Pull out every line below holding the word "email".

[START MATERIAL FOR THE TASK]

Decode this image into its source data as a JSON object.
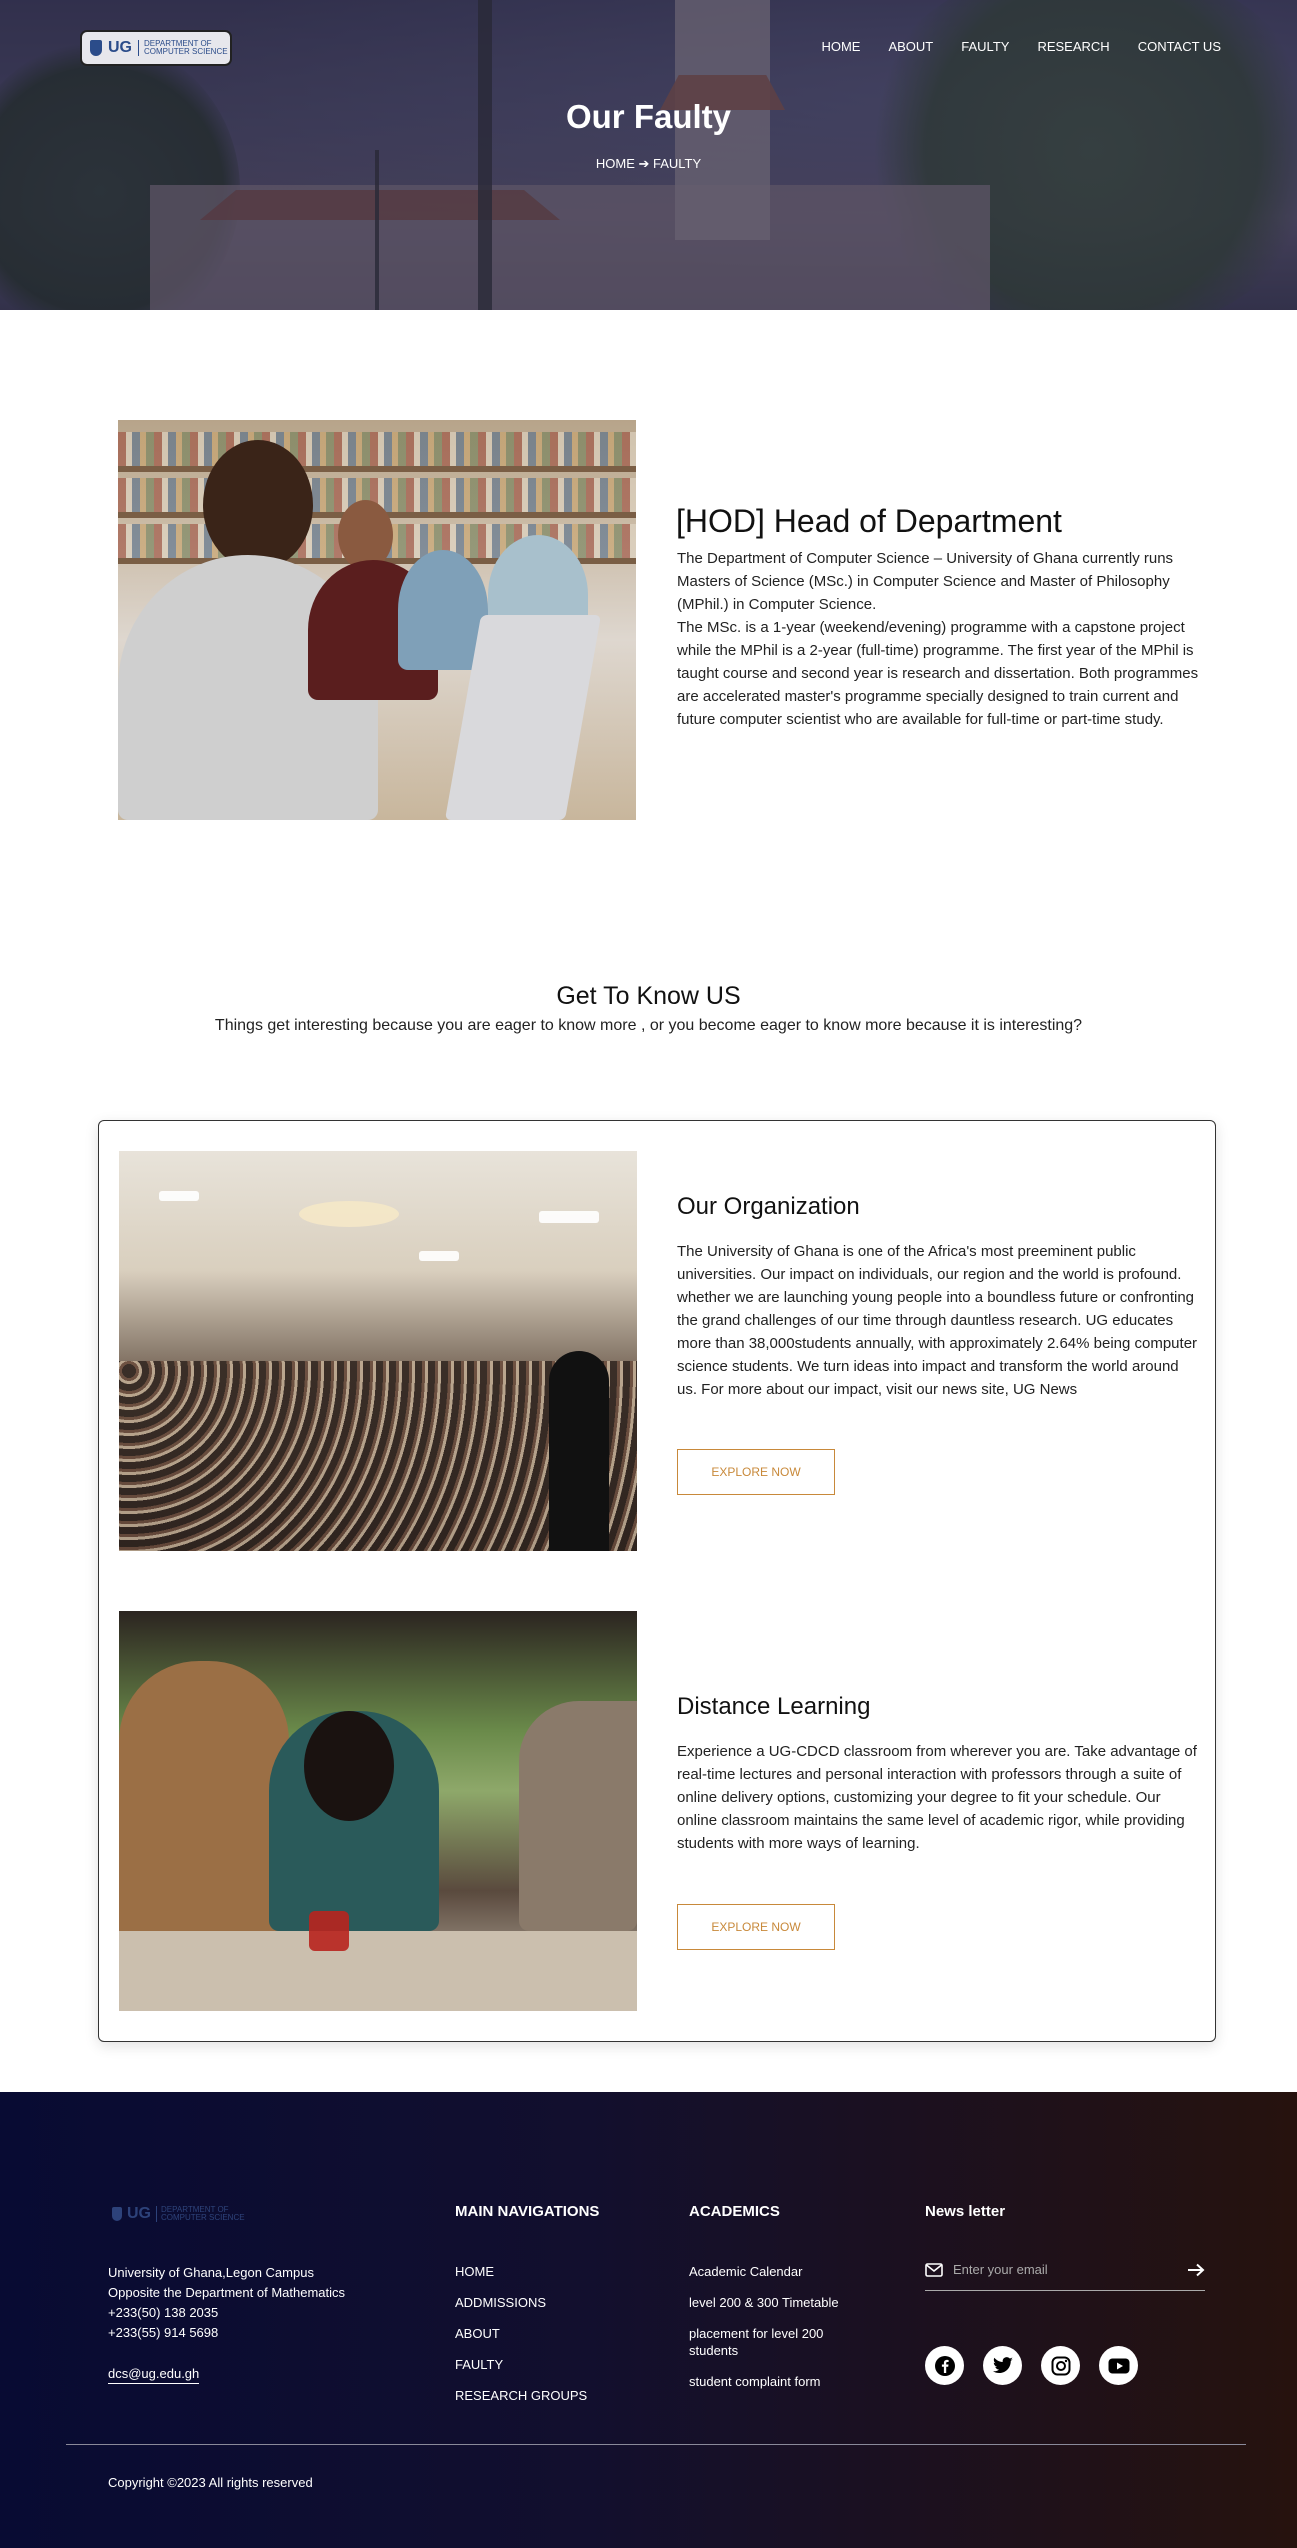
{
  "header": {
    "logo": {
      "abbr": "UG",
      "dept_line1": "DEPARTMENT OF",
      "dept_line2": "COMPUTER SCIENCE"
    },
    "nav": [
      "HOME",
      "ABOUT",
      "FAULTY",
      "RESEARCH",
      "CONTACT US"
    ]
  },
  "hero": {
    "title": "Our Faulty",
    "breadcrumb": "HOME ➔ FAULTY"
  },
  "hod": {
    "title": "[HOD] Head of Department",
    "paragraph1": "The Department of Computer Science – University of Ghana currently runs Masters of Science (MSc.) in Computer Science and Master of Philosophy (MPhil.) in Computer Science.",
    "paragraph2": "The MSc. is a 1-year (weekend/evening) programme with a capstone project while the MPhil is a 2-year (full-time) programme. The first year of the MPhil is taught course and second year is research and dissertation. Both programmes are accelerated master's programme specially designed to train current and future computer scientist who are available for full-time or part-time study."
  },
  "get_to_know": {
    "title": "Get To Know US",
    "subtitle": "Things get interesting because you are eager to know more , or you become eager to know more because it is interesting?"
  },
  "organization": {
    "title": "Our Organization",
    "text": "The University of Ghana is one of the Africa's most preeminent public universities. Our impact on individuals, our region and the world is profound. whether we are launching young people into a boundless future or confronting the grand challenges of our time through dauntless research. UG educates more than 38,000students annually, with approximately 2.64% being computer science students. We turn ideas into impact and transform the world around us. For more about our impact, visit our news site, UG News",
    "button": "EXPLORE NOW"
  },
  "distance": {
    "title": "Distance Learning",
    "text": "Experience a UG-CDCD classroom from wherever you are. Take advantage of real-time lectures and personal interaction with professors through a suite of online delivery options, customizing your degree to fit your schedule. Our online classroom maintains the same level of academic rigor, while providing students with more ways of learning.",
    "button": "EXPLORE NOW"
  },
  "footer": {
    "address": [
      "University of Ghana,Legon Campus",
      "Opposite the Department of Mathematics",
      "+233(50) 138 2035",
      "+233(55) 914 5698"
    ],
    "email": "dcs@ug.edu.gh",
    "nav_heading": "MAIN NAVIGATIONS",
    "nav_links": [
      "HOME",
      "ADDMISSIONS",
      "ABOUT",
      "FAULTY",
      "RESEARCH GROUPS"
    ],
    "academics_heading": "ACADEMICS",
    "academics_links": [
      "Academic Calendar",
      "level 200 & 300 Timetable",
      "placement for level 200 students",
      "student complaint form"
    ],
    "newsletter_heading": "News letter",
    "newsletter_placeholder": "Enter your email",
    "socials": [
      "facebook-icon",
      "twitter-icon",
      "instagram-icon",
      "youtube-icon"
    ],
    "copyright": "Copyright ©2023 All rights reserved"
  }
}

[END MATERIAL FOR THE TASK]

SOLUTION TO THIS EXERCISE
    "email": "dcs@ug.edu.gh",
    "newsletter_placeholder": "Enter your email",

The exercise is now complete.